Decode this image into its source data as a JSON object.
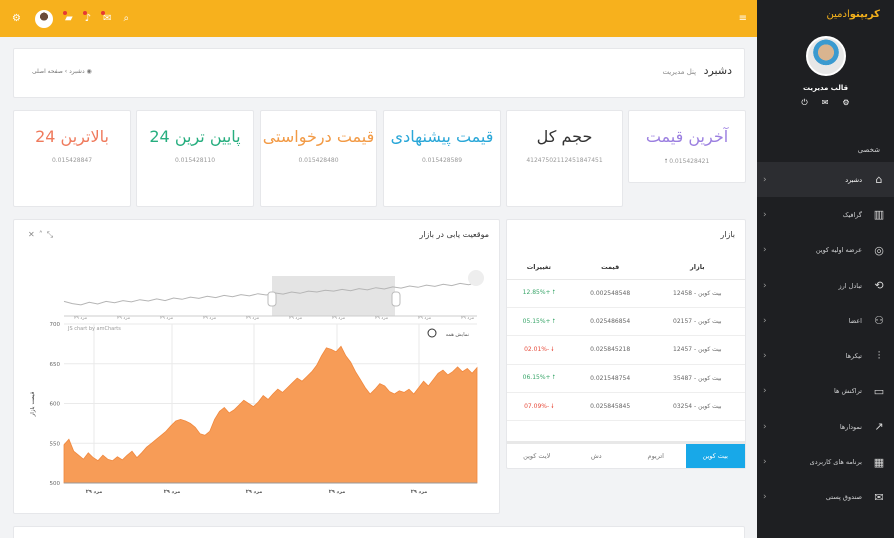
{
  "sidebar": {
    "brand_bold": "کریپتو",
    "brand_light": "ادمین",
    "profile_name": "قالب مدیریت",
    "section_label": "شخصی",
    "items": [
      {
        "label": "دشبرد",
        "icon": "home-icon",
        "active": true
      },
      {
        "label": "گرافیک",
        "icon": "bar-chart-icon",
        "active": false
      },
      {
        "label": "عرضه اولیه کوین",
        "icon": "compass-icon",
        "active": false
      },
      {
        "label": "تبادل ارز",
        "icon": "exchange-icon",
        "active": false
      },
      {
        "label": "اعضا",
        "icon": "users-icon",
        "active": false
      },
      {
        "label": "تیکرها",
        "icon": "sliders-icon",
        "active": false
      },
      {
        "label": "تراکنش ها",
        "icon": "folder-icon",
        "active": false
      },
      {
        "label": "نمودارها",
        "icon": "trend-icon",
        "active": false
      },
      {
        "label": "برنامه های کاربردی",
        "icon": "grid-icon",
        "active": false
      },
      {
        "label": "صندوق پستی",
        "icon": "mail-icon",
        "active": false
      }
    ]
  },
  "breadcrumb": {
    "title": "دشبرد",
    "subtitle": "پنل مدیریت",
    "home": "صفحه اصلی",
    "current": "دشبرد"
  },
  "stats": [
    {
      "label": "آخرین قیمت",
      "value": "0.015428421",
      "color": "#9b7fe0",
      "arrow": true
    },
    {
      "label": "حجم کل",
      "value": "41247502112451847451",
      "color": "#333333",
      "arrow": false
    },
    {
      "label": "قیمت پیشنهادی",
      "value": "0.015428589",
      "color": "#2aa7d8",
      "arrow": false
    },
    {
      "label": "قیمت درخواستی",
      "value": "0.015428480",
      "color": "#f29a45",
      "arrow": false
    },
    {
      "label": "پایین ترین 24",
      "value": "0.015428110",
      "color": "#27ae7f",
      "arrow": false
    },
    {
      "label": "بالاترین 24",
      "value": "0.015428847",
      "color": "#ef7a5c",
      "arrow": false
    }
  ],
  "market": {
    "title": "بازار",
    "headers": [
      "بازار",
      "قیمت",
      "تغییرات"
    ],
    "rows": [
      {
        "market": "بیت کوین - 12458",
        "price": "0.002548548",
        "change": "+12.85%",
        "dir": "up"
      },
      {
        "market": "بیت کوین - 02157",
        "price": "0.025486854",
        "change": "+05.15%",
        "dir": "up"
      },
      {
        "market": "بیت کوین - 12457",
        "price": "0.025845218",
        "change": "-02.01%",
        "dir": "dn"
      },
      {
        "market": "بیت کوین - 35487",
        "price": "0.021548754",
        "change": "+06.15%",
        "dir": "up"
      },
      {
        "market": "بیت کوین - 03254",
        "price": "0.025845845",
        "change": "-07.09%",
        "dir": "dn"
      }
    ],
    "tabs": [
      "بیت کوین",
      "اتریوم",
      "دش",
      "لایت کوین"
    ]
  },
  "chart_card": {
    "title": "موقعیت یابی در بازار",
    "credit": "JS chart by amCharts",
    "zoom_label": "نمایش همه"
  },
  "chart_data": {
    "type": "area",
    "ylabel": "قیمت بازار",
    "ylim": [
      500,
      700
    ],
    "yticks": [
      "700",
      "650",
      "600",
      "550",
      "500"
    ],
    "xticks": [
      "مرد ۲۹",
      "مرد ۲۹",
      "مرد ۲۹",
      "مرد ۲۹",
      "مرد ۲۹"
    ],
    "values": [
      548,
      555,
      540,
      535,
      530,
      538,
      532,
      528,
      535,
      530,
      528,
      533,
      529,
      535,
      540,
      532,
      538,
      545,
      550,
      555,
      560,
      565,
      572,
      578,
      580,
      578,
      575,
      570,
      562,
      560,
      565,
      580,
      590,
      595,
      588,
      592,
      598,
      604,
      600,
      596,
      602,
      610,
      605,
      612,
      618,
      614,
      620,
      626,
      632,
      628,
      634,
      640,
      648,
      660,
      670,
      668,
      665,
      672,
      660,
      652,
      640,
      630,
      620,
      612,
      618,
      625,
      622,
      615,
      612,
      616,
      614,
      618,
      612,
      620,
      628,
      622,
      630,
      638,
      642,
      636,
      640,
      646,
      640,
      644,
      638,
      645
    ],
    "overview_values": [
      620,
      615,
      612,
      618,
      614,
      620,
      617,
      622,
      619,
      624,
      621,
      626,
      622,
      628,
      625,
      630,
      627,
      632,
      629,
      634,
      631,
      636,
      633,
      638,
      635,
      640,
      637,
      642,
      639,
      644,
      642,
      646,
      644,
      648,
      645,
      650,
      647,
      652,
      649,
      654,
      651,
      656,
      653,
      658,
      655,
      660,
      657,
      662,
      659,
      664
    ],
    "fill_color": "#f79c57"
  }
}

---

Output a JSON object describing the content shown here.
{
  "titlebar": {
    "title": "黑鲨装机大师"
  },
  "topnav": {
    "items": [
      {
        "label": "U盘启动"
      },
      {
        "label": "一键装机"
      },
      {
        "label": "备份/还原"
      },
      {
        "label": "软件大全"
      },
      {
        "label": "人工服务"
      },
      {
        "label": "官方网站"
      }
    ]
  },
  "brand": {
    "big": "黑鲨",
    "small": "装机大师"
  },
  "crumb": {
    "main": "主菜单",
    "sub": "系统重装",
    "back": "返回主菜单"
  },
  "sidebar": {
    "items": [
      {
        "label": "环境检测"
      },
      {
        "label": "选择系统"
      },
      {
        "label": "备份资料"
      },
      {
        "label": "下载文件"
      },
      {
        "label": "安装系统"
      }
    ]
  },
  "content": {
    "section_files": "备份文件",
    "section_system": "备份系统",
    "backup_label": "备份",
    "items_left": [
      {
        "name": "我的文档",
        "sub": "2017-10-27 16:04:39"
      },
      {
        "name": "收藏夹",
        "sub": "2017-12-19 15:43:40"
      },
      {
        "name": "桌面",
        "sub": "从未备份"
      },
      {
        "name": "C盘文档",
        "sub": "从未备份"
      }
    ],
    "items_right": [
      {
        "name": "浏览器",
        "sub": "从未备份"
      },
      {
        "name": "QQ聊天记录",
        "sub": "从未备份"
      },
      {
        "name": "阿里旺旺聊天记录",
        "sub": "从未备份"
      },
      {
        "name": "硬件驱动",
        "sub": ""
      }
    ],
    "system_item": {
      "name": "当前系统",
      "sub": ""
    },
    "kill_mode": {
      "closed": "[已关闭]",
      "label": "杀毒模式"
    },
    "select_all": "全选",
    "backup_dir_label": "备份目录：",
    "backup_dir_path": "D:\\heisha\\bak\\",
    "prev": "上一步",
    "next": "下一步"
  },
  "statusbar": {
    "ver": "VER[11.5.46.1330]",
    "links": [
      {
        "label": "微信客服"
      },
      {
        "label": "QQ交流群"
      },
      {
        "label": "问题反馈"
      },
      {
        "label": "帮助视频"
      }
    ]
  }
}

**Work required:** Gather each line of the listing containing the word "JSON" and show it.

**Solution to this problem:**
Decode this image into its source data as a JSON object.
Output a JSON object describing the content shown here.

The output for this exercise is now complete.